Set down each record exactly as written.
** Start **
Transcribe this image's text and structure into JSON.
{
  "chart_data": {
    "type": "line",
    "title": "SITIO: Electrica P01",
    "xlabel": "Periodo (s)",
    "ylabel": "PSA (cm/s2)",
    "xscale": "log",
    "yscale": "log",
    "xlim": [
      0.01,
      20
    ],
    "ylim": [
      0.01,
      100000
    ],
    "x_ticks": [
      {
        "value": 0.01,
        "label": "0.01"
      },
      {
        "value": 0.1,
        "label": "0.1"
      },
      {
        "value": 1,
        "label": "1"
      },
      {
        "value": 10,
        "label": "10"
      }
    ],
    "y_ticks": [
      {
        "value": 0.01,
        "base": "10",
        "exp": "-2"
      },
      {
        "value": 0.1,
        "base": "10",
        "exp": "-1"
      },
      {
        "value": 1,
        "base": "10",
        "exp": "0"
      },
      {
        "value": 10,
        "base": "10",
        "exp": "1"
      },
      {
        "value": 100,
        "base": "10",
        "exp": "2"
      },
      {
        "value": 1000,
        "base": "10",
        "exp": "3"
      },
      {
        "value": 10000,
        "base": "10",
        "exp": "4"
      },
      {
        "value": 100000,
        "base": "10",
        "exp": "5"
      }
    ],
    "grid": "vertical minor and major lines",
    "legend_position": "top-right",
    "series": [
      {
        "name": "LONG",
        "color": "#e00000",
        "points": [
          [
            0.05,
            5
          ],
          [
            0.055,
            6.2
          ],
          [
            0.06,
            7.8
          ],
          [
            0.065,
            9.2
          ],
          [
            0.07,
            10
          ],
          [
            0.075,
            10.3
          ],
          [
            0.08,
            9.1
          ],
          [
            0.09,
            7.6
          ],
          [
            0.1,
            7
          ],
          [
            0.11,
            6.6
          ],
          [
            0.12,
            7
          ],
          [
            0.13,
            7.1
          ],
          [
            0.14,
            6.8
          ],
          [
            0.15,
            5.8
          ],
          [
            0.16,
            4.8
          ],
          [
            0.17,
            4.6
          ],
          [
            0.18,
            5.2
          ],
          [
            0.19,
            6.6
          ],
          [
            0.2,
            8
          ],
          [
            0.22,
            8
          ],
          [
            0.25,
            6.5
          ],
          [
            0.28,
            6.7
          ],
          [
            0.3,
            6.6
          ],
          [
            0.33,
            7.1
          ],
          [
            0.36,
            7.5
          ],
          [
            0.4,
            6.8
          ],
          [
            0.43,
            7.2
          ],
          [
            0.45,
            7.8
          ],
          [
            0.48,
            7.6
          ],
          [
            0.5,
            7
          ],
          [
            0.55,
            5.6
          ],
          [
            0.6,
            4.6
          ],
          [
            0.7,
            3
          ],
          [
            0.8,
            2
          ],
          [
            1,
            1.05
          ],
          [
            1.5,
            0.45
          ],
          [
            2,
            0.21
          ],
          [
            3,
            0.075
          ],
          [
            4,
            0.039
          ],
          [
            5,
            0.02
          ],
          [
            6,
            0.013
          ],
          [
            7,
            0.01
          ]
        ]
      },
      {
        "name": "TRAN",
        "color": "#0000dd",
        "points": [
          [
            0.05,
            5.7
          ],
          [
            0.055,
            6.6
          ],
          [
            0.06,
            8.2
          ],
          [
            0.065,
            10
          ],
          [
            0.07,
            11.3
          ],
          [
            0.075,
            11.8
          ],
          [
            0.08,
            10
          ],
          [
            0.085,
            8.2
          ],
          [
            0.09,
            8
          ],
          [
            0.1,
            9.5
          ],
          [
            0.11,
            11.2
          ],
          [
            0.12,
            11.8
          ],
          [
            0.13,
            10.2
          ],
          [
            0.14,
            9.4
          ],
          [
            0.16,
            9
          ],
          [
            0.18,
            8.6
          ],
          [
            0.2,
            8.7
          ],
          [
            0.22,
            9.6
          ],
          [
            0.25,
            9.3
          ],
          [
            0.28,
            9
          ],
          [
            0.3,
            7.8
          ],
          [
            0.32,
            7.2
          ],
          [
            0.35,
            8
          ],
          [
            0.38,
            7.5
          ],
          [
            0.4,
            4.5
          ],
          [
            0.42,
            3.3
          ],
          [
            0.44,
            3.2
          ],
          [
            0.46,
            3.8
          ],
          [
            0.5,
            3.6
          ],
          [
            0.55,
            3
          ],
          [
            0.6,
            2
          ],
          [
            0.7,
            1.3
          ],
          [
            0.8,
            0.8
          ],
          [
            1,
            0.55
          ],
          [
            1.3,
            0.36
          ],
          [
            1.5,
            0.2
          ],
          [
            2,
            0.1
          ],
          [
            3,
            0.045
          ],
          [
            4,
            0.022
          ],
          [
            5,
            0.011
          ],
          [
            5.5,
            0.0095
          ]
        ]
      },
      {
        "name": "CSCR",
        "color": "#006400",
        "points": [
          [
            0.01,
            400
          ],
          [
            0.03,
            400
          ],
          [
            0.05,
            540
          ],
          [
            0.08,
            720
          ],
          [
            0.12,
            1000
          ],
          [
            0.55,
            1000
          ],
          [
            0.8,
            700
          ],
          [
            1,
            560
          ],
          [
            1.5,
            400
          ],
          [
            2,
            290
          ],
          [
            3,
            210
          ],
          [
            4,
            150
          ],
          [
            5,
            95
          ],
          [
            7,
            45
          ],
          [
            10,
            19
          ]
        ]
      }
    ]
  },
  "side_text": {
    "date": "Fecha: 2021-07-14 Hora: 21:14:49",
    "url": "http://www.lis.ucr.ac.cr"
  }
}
** End **
SOLUTION FOR THIS PROBLEM »
Transcribe this image's text and structure into JSON.
{
  "chart_data": {
    "type": "line",
    "title": "SITIO: Electrica P01",
    "xlabel": "Periodo (s)",
    "ylabel": "PSA (cm/s2)",
    "xscale": "log",
    "yscale": "log",
    "xlim": [
      0.01,
      20
    ],
    "ylim": [
      0.01,
      100000
    ],
    "x_ticks": [
      {
        "value": 0.01,
        "label": "0.01"
      },
      {
        "value": 0.1,
        "label": "0.1"
      },
      {
        "value": 1,
        "label": "1"
      },
      {
        "value": 10,
        "label": "10"
      }
    ],
    "y_ticks": [
      {
        "value": 0.01,
        "base": "10",
        "exp": "-2"
      },
      {
        "value": 0.1,
        "base": "10",
        "exp": "-1"
      },
      {
        "value": 1,
        "base": "10",
        "exp": "0"
      },
      {
        "value": 10,
        "base": "10",
        "exp": "1"
      },
      {
        "value": 100,
        "base": "10",
        "exp": "2"
      },
      {
        "value": 1000,
        "base": "10",
        "exp": "3"
      },
      {
        "value": 10000,
        "base": "10",
        "exp": "4"
      },
      {
        "value": 100000,
        "base": "10",
        "exp": "5"
      }
    ],
    "grid": "vertical minor and major lines",
    "legend_position": "top-right",
    "series": [
      {
        "name": "LONG",
        "color": "#e00000",
        "points": [
          [
            0.05,
            5
          ],
          [
            0.055,
            6.2
          ],
          [
            0.06,
            7.8
          ],
          [
            0.065,
            9.2
          ],
          [
            0.07,
            10
          ],
          [
            0.075,
            10.3
          ],
          [
            0.08,
            9.1
          ],
          [
            0.09,
            7.6
          ],
          [
            0.1,
            7
          ],
          [
            0.11,
            6.6
          ],
          [
            0.12,
            7
          ],
          [
            0.13,
            7.1
          ],
          [
            0.14,
            6.8
          ],
          [
            0.15,
            5.8
          ],
          [
            0.16,
            4.8
          ],
          [
            0.17,
            4.6
          ],
          [
            0.18,
            5.2
          ],
          [
            0.19,
            6.6
          ],
          [
            0.2,
            8
          ],
          [
            0.22,
            8
          ],
          [
            0.25,
            6.5
          ],
          [
            0.28,
            6.7
          ],
          [
            0.3,
            6.6
          ],
          [
            0.33,
            7.1
          ],
          [
            0.36,
            7.5
          ],
          [
            0.4,
            6.8
          ],
          [
            0.43,
            7.2
          ],
          [
            0.45,
            7.8
          ],
          [
            0.48,
            7.6
          ],
          [
            0.5,
            7
          ],
          [
            0.55,
            5.6
          ],
          [
            0.6,
            4.6
          ],
          [
            0.7,
            3
          ],
          [
            0.8,
            2
          ],
          [
            1,
            1.05
          ],
          [
            1.5,
            0.45
          ],
          [
            2,
            0.21
          ],
          [
            3,
            0.075
          ],
          [
            4,
            0.039
          ],
          [
            5,
            0.02
          ],
          [
            6,
            0.013
          ],
          [
            7,
            0.01
          ]
        ]
      },
      {
        "name": "TRAN",
        "color": "#0000dd",
        "points": [
          [
            0.05,
            5.7
          ],
          [
            0.055,
            6.6
          ],
          [
            0.06,
            8.2
          ],
          [
            0.065,
            10
          ],
          [
            0.07,
            11.3
          ],
          [
            0.075,
            11.8
          ],
          [
            0.08,
            10
          ],
          [
            0.085,
            8.2
          ],
          [
            0.09,
            8
          ],
          [
            0.1,
            9.5
          ],
          [
            0.11,
            11.2
          ],
          [
            0.12,
            11.8
          ],
          [
            0.13,
            10.2
          ],
          [
            0.14,
            9.4
          ],
          [
            0.16,
            9
          ],
          [
            0.18,
            8.6
          ],
          [
            0.2,
            8.7
          ],
          [
            0.22,
            9.6
          ],
          [
            0.25,
            9.3
          ],
          [
            0.28,
            9
          ],
          [
            0.3,
            7.8
          ],
          [
            0.32,
            7.2
          ],
          [
            0.35,
            8
          ],
          [
            0.38,
            7.5
          ],
          [
            0.4,
            4.5
          ],
          [
            0.42,
            3.3
          ],
          [
            0.44,
            3.2
          ],
          [
            0.46,
            3.8
          ],
          [
            0.5,
            3.6
          ],
          [
            0.55,
            3
          ],
          [
            0.6,
            2
          ],
          [
            0.7,
            1.3
          ],
          [
            0.8,
            0.8
          ],
          [
            1,
            0.55
          ],
          [
            1.3,
            0.36
          ],
          [
            1.5,
            0.2
          ],
          [
            2,
            0.1
          ],
          [
            3,
            0.045
          ],
          [
            4,
            0.022
          ],
          [
            5,
            0.011
          ],
          [
            5.5,
            0.0095
          ]
        ]
      },
      {
        "name": "CSCR",
        "color": "#006400",
        "points": [
          [
            0.01,
            400
          ],
          [
            0.03,
            400
          ],
          [
            0.05,
            540
          ],
          [
            0.08,
            720
          ],
          [
            0.12,
            1000
          ],
          [
            0.55,
            1000
          ],
          [
            0.8,
            700
          ],
          [
            1,
            560
          ],
          [
            1.5,
            400
          ],
          [
            2,
            290
          ],
          [
            3,
            210
          ],
          [
            4,
            150
          ],
          [
            5,
            95
          ],
          [
            7,
            45
          ],
          [
            10,
            19
          ]
        ]
      }
    ]
  },
  "side_text": {
    "date": "Fecha: 2021-07-14 Hora: 21:14:49",
    "url": "http://www.lis.ucr.ac.cr"
  }
}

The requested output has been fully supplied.